- _WHAT TO DO_: Read the records and gather each line that includes "شاخص".

- _Data items_:
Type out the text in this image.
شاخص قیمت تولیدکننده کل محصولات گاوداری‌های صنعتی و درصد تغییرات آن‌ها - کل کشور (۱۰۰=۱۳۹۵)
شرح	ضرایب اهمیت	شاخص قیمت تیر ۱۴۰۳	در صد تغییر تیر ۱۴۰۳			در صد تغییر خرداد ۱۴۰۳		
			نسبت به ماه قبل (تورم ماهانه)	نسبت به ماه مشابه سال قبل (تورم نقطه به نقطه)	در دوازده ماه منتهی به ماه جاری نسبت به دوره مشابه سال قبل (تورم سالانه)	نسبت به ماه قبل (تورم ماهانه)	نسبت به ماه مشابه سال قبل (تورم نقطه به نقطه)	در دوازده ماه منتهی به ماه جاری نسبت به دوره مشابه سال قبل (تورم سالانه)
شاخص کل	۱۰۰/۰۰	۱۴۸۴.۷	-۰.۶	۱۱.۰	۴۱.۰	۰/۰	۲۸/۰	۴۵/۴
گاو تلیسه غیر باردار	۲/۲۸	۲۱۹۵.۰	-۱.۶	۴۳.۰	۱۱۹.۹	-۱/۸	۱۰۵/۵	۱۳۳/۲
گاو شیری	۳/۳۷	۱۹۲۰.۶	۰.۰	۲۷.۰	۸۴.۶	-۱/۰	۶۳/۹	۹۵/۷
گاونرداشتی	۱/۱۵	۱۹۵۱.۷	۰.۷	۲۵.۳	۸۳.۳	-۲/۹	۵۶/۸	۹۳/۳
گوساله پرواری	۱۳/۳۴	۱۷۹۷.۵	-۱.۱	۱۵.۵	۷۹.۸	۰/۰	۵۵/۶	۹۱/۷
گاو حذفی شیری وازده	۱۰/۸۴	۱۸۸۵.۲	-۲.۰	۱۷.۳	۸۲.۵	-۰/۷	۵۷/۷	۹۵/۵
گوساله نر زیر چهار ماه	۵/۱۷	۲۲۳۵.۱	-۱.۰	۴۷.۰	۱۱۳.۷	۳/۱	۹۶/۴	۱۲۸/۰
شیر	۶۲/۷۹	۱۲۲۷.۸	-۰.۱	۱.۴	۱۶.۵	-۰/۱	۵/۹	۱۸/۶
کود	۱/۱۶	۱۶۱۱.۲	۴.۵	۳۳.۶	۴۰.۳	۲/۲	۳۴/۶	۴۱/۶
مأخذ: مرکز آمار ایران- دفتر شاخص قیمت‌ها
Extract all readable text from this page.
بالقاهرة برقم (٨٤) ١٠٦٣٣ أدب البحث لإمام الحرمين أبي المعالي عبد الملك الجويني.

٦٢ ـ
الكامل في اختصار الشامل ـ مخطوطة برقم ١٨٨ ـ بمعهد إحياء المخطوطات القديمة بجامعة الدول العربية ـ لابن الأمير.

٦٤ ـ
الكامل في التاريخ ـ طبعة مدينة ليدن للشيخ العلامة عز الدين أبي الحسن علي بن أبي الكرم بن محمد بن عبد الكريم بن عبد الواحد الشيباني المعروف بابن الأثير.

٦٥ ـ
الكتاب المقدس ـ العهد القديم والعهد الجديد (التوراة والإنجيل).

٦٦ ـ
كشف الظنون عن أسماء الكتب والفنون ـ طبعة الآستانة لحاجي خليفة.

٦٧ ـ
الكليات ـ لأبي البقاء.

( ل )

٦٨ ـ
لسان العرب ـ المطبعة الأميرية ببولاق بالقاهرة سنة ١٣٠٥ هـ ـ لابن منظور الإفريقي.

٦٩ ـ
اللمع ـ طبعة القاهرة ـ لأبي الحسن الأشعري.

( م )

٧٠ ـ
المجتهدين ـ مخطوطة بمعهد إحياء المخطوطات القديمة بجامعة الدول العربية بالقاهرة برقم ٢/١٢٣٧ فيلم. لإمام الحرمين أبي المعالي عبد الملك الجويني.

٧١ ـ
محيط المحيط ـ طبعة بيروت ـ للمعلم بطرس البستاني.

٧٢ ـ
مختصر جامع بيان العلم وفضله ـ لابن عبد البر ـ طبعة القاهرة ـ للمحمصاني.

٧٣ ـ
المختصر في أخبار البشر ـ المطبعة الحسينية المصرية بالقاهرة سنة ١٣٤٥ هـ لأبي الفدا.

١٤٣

- _ANSWER FOR THE TASK_:
شاخص قیمت تولیدکننده کل محصولات گاوداری‌های صنعتی و درصد تغییرات آن‌ها - کل کشور (۱۰۰=۱۳۹۵)
شرح	ضرایب اهمیت	شاخص قیمت تیر ۱۴۰۳	در صد تغییر تیر ۱۴۰۳			در صد تغییر خرداد ۱۴۰۳		
شاخص کل	۱۰۰/۰۰	۱۴۸۴.۷	-۰.۶	۱۱.۰	۴۱.۰	۰/۰	۲۸/۰	۴۵/۴
مأخذ: مرکز آمار ایران- دفتر شاخص قیمت‌ها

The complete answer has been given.